PROBLEM DESCRIPTION: Will you write out all the entries below exactly?

— START —

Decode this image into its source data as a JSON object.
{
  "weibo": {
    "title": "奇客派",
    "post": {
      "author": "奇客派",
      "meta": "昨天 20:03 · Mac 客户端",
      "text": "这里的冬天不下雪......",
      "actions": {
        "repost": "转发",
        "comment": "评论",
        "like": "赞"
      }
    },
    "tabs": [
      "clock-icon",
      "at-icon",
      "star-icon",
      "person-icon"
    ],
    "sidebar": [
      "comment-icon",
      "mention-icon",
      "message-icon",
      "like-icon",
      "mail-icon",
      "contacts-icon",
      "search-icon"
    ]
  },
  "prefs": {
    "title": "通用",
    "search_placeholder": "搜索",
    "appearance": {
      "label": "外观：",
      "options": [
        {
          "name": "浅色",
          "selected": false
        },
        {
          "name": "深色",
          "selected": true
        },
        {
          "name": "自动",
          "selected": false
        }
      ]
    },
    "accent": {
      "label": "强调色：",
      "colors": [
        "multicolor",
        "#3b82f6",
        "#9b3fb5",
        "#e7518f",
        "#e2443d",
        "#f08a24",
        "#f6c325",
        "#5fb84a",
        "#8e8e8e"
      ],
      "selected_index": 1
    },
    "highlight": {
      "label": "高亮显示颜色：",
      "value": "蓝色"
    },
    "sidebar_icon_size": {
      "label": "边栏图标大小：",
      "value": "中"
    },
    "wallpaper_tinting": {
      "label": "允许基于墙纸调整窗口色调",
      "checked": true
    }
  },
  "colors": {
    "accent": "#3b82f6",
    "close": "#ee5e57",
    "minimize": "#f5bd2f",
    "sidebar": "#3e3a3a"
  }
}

— END —

FINISHED EXERCISE:
Decode this image into its source data as a JSON object.
{
  "weibo": {
    "title": "奇客派",
    "post": {
      "author": "奇客派",
      "meta": "昨天 20:03 · Mac 客户端",
      "text": "这里的冬天不下雪......",
      "actions": {
        "repost": "转发",
        "comment": "评论",
        "like": "赞"
      }
    },
    "tabs": [
      "clock-icon",
      "at-icon",
      "star-icon",
      "person-icon"
    ],
    "sidebar": [
      "comment-icon",
      "mention-icon",
      "message-icon",
      "like-icon",
      "mail-icon",
      "contacts-icon",
      "search-icon"
    ]
  },
  "prefs": {
    "title": "通用",
    "search_placeholder": "搜索",
    "appearance": {
      "label": "外观：",
      "options": [
        {
          "name": "浅色",
          "selected": false
        },
        {
          "name": "深色",
          "selected": true
        },
        {
          "name": "自动",
          "selected": false
        }
      ]
    },
    "accent": {
      "label": "强调色：",
      "colors": [
        "multicolor",
        "#3b82f6",
        "#9b3fb5",
        "#e7518f",
        "#e2443d",
        "#f08a24",
        "#f6c325",
        "#5fb84a",
        "#8e8e8e"
      ],
      "selected_index": 1
    },
    "highlight": {
      "label": "高亮显示颜色：",
      "value": "蓝色"
    },
    "sidebar_icon_size": {
      "label": "边栏图标大小：",
      "value": "中"
    },
    "wallpaper_tinting": {
      "label": "允许基于墙纸调整窗口色调",
      "checked": true
    }
  },
  "colors": {
    "accent": "#3b82f6",
    "close": "#ee5e57",
    "minimize": "#f5bd2f",
    "sidebar": "#3e3a3a"
  }
}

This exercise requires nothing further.